• _Material to process_
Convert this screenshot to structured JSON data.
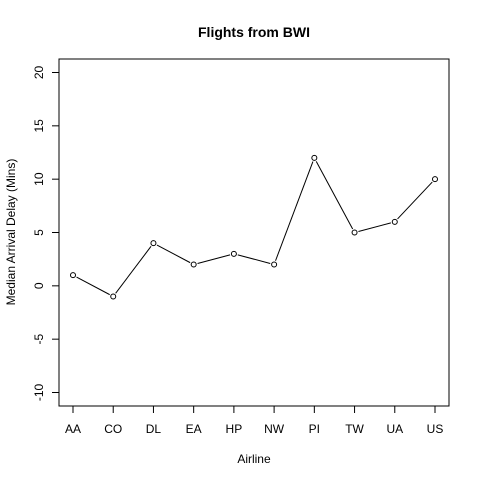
{
  "chart_data": {
    "type": "line",
    "title": "Flights from BWI",
    "xlabel": "Airline",
    "ylabel": "Median Arrival Delay (Mins)",
    "categories": [
      "AA",
      "CO",
      "DL",
      "EA",
      "HP",
      "NW",
      "PI",
      "TW",
      "UA",
      "US"
    ],
    "values": [
      1,
      -1,
      4,
      2,
      3,
      2,
      12,
      5,
      6,
      10
    ],
    "ylim": [
      -11,
      21
    ],
    "yticks": [
      -10,
      -5,
      0,
      5,
      10,
      15,
      20
    ],
    "grid": false,
    "markers": "open-circle"
  }
}
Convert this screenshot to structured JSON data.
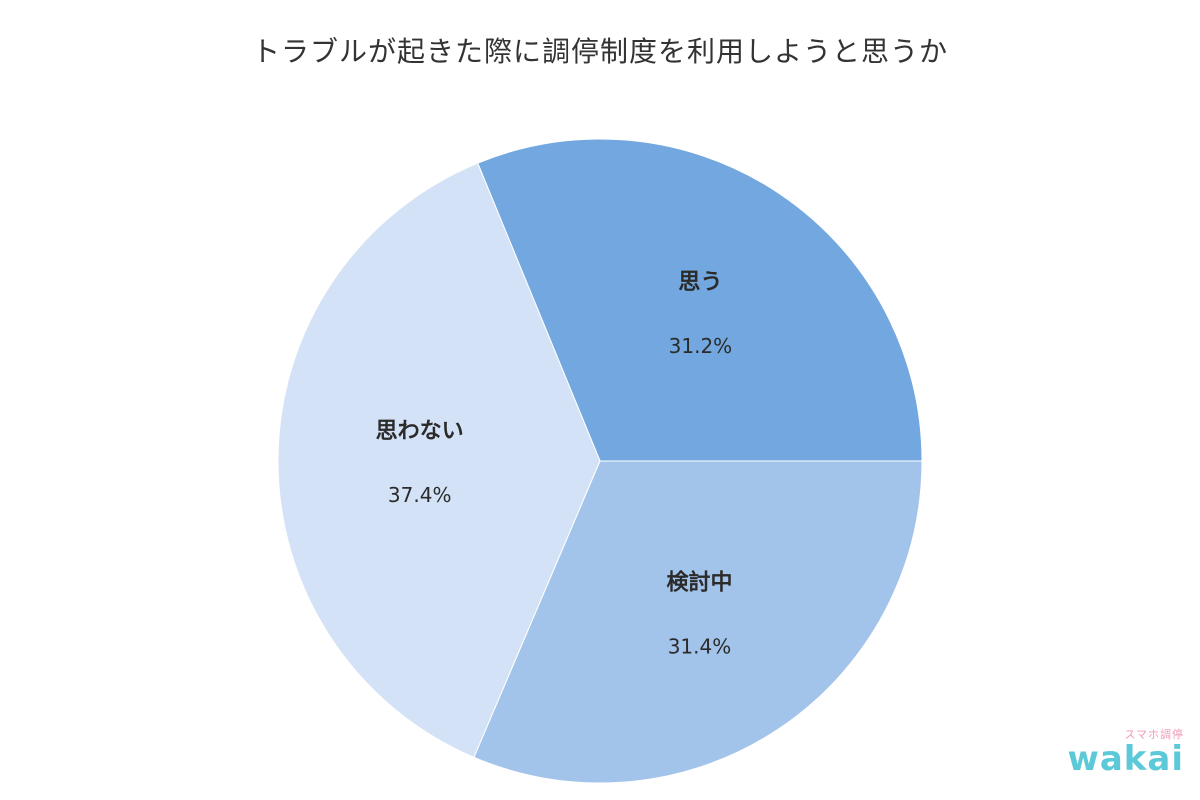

• _What is needed_
Any pictures should be dropped; transcribe the rest of the records above exactly.

• _The solution_
Convert this screenshot to structured JSON data.
{
  "chart_data": {
    "type": "line",
    "title": "Flights from BWI",
    "xlabel": "Airline",
    "ylabel": "Median Arrival Delay (Mins)",
    "categories": [
      "AA",
      "CO",
      "DL",
      "EA",
      "HP",
      "NW",
      "PI",
      "TW",
      "UA",
      "US"
    ],
    "values": [
      1,
      -1,
      4,
      2,
      3,
      2,
      12,
      5,
      6,
      10
    ],
    "ylim": [
      -11,
      21
    ],
    "yticks": [
      -10,
      -5,
      0,
      5,
      10,
      15,
      20
    ],
    "grid": false,
    "markers": "open-circle"
  }
}
Convert this screenshot to structured JSON data.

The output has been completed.